### [Task instructions]
Exactly reproduce each record listed below.
──────── Material shown
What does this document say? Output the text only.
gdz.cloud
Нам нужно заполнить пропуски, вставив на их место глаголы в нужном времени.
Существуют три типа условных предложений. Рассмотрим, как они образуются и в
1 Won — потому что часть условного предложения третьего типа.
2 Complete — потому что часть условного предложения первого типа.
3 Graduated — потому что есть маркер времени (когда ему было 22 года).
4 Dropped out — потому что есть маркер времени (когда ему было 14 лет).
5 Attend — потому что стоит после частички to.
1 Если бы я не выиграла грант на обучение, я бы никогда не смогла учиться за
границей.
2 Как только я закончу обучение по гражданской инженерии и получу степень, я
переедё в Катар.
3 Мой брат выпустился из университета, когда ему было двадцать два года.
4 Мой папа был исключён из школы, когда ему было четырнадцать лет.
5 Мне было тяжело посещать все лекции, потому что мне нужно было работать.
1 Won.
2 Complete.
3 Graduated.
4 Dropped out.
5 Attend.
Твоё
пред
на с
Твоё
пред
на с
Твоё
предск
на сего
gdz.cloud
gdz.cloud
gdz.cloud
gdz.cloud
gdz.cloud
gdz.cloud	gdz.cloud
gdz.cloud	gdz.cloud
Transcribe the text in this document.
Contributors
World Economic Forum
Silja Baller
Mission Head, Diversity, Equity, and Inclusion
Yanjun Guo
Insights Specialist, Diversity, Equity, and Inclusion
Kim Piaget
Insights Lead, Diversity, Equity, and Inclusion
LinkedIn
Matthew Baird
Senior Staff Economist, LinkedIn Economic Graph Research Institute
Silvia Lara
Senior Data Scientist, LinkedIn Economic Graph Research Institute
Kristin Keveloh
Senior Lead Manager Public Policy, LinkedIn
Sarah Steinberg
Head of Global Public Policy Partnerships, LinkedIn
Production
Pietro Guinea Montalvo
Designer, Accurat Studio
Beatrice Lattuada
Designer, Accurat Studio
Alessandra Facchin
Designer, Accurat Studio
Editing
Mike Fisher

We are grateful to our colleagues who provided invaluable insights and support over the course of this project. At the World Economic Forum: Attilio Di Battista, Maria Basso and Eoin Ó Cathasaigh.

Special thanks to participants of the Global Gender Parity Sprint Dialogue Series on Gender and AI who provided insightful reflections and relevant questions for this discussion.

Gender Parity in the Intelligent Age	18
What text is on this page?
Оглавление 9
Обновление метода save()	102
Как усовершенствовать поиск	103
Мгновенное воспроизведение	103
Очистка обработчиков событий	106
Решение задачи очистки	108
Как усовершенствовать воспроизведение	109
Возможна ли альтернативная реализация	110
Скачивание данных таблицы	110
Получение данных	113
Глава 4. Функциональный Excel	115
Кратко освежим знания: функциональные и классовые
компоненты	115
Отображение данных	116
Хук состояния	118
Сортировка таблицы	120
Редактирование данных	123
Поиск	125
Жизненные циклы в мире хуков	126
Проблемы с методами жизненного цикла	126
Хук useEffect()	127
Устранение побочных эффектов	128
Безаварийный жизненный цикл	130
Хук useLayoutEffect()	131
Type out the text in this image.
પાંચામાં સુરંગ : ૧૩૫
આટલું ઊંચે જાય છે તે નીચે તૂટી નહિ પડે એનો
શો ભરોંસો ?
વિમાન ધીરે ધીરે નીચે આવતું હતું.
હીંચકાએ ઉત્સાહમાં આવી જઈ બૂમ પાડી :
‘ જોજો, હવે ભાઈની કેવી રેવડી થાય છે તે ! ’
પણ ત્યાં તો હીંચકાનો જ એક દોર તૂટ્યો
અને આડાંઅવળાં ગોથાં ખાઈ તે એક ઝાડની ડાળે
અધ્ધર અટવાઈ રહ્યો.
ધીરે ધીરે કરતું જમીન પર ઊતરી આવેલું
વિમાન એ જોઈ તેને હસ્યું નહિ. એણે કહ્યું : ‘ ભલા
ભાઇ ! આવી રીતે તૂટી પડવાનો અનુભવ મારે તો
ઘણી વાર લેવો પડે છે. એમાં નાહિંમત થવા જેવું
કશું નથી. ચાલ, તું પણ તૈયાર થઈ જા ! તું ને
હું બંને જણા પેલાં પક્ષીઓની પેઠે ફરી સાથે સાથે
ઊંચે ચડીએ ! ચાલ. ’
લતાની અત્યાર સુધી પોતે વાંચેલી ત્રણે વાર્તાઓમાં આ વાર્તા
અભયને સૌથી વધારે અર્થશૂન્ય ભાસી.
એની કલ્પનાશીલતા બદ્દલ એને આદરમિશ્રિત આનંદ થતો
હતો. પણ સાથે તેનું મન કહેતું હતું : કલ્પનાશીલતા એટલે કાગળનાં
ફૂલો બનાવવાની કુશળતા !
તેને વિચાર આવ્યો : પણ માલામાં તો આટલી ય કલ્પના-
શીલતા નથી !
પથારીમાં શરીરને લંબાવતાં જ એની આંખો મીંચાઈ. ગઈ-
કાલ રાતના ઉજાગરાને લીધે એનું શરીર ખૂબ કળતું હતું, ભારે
────────────────
### [Response to this task]
What does this document say? Output the text only.
gdz.cloud
Нам нужно заполнить пропуски, вставив на их место глаголы в нужном времени.
Существуют три типа условных предложений. Рассмотрим, как они образуются и в
1 Won — потому что часть условного предложения третьего типа.
2 Complete — потому что часть условного предложения первого типа.
3 Graduated — потому что есть маркер времени (когда ему было 22 года).
4 Dropped out — потому что есть маркер времени (когда ему было 14 лет).
5 Attend — потому что стоит после частички to.
1 Если бы я не выиграла грант на обучение, я бы никогда не смогла учиться за
границей.
2 Как только я закончу обучение по гражданской инженерии и получу степень, я
переедё в Катар.
3 Мой брат выпустился из университета, когда ему было двадцать два года.
4 Мой папа был исключён из школы, когда ему было четырнадцать лет.
5 Мне было тяжело посещать все лекции, потому что мне нужно было работать.
1 Won.
2 Complete.
3 Graduated.
4 Dropped out.
5 Attend.
Твоё
пред
на с
Твоё
пред
на с
Твоё
предск
на сего
gdz.cloud
gdz.cloud
gdz.cloud
gdz.cloud
gdz.cloud
gdz.cloud	gdz.cloud
gdz.cloud	gdz.cloud
Transcribe the text in this document.
Contributors
World Economic Forum
Silja Baller
Mission Head, Diversity, Equity, and Inclusion
Yanjun Guo
Insights Specialist, Diversity, Equity, and Inclusion
Kim Piaget
Insights Lead, Diversity, Equity, and Inclusion
LinkedIn
Matthew Baird
Senior Staff Economist, LinkedIn Economic Graph Research Institute
Silvia Lara
Senior Data Scientist, LinkedIn Economic Graph Research Institute
Kristin Keveloh
Senior Lead Manager Public Policy, LinkedIn
Sarah Steinberg
Head of Global Public Policy Partnerships, LinkedIn
Production
Pietro Guinea Montalvo
Designer, Accurat Studio
Beatrice Lattuada
Designer, Accurat Studio
Alessandra Facchin
Designer, Accurat Studio
Editing
Mike Fisher

We are grateful to our colleagues who provided invaluable insights and support over the course of this project. At the World Economic Forum: Attilio Di Battista, Maria Basso and Eoin Ó Cathasaigh.

Special thanks to participants of the Global Gender Parity Sprint Dialogue Series on Gender and AI who provided insightful reflections and relevant questions for this discussion.

Gender Parity in the Intelligent Age	18
What text is on this page?
Оглавление 9
Обновление метода save()	102
Как усовершенствовать поиск	103
Мгновенное воспроизведение	103
Очистка обработчиков событий	106
Решение задачи очистки	108
Как усовершенствовать воспроизведение	109
Возможна ли альтернативная реализация	110
Скачивание данных таблицы	110
Получение данных	113
Глава 4. Функциональный Excel	115
Кратко освежим знания: функциональные и классовые
компоненты	115
Отображение данных	116
Хук состояния	118
Сортировка таблицы	120
Редактирование данных	123
Поиск	125
Жизненные циклы в мире хуков	126
Проблемы с методами жизненного цикла	126
Хук useEffect()	127
Устранение побочных эффектов	128
Безаварийный жизненный цикл	130
Хук useLayoutEffect()	131
Type out the text in this image.
પાંચામાં સુરંગ : ૧૩૫
આટલું ઊંચે જાય છે તે નીચે તૂટી નહિ પડે એનો
શો ભરોંસો ?
વિમાન ધીરે ધીરે નીચે આવતું હતું.
હીંચકાએ ઉત્સાહમાં આવી જઈ બૂમ પાડી :
‘ જોજો, હવે ભાઈની કેવી રેવડી થાય છે તે ! ’
પણ ત્યાં તો હીંચકાનો જ એક દોર તૂટ્યો
અને આડાંઅવળાં ગોથાં ખાઈ તે એક ઝાડની ડાળે
અધ્ધર અટવાઈ રહ્યો.
ધીરે ધીરે કરતું જમીન પર ઊતરી આવેલું
વિમાન એ જોઈ તેને હસ્યું નહિ. એણે કહ્યું : ‘ ભલા
ભાઇ ! આવી રીતે તૂટી પડવાનો અનુભવ મારે તો
ઘણી વાર લેવો પડે છે. એમાં નાહિંમત થવા જેવું
કશું નથી. ચાલ, તું પણ તૈયાર થઈ જા ! તું ને
હું બંને જણા પેલાં પક્ષીઓની પેઠે ફરી સાથે સાથે
ઊંચે ચડીએ ! ચાલ. ’
લતાની અત્યાર સુધી પોતે વાંચેલી ત્રણે વાર્તાઓમાં આ વાર્તા
અભયને સૌથી વધારે અર્થશૂન્ય ભાસી.
એની કલ્પનાશીલતા બદ્દલ એને આદરમિશ્રિત આનંદ થતો
હતો. પણ સાથે તેનું મન કહેતું હતું : કલ્પનાશીલતા એટલે કાગળનાં
ફૂલો બનાવવાની કુશળતા !
તેને વિચાર આવ્યો : પણ માલામાં તો આટલી ય કલ્પના-
શીલતા નથી !
પથારીમાં શરીરને લંબાવતાં જ એની આંખો મીંચાઈ. ગઈ-
કાલ રાતના ઉજાગરાને લીધે એનું શરીર ખૂબ કળતું હતું, ભારે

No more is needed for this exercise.